Instructions to follow: Restate the records in their entirety, word for word.

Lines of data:
━━━━━━━━━━━━━━━━━━━━━━━━━━━━━━

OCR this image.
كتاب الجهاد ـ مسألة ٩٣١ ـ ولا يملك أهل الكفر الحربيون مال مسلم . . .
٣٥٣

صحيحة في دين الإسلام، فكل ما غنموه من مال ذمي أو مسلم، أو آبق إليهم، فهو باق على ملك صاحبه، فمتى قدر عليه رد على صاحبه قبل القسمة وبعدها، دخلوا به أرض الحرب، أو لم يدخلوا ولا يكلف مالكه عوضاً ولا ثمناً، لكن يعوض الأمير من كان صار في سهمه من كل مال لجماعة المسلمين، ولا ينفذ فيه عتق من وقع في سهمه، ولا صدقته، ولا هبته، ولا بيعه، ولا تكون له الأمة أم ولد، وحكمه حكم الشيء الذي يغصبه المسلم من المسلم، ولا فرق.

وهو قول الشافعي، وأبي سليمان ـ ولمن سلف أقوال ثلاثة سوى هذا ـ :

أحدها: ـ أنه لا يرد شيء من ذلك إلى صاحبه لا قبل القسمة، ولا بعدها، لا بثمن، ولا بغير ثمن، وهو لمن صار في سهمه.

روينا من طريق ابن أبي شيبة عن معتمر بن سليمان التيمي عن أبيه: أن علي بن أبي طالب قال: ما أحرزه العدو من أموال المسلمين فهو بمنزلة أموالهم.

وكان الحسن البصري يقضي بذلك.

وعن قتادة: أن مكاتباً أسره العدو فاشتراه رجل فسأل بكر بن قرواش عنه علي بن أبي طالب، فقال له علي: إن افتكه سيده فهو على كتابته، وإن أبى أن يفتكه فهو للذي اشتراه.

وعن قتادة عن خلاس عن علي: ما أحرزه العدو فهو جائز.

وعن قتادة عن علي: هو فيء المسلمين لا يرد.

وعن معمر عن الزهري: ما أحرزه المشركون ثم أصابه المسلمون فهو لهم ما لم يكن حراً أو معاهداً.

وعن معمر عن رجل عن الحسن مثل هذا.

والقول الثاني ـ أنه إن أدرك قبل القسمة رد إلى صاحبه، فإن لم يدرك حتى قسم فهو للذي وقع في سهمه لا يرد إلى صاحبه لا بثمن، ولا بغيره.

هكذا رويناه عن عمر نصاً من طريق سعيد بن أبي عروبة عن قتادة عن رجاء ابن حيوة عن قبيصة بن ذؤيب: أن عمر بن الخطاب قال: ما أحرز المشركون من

━━━━━━━━━━━━━━━━━━━━━━━━━━━━━━

Written reply:
OCR this image.
كتاب الجهاد ـ مسألة ٩٣١ ـ ولا يملك أهل الكفر الحربيون مال مسلم . . .
٣٥٣

صحيحة في دين الإسلام، فكل ما غنموه من مال ذمي أو مسلم، أو آبق إليهم، فهو باق على ملك صاحبه، فمتى قدر عليه رد على صاحبه قبل القسمة وبعدها، دخلوا به أرض الحرب، أو لم يدخلوا ولا يكلف مالكه عوضاً ولا ثمناً، لكن يعوض الأمير من كان صار في سهمه من كل مال لجماعة المسلمين، ولا ينفذ فيه عتق من وقع في سهمه، ولا صدقته، ولا هبته، ولا بيعه، ولا تكون له الأمة أم ولد، وحكمه حكم الشيء الذي يغصبه المسلم من المسلم، ولا فرق.

وهو قول الشافعي، وأبي سليمان ـ ولمن سلف أقوال ثلاثة سوى هذا ـ :

أحدها: ـ أنه لا يرد شيء من ذلك إلى صاحبه لا قبل القسمة، ولا بعدها، لا بثمن، ولا بغير ثمن، وهو لمن صار في سهمه.

روينا من طريق ابن أبي شيبة عن معتمر بن سليمان التيمي عن أبيه: أن علي بن أبي طالب قال: ما أحرزه العدو من أموال المسلمين فهو بمنزلة أموالهم.

وكان الحسن البصري يقضي بذلك.

وعن قتادة: أن مكاتباً أسره العدو فاشتراه رجل فسأل بكر بن قرواش عنه علي بن أبي طالب، فقال له علي: إن افتكه سيده فهو على كتابته، وإن أبى أن يفتكه فهو للذي اشتراه.

وعن قتادة عن خلاس عن علي: ما أحرزه العدو فهو جائز.

وعن قتادة عن علي: هو فيء المسلمين لا يرد.

وعن معمر عن الزهري: ما أحرزه المشركون ثم أصابه المسلمون فهو لهم ما لم يكن حراً أو معاهداً.

وعن معمر عن رجل عن الحسن مثل هذا.

والقول الثاني ـ أنه إن أدرك قبل القسمة رد إلى صاحبه، فإن لم يدرك حتى قسم فهو للذي وقع في سهمه لا يرد إلى صاحبه لا بثمن، ولا بغيره.

هكذا رويناه عن عمر نصاً من طريق سعيد بن أبي عروبة عن قتادة عن رجاء ابن حيوة عن قبيصة بن ذؤيب: أن عمر بن الخطاب قال: ما أحرز المشركون من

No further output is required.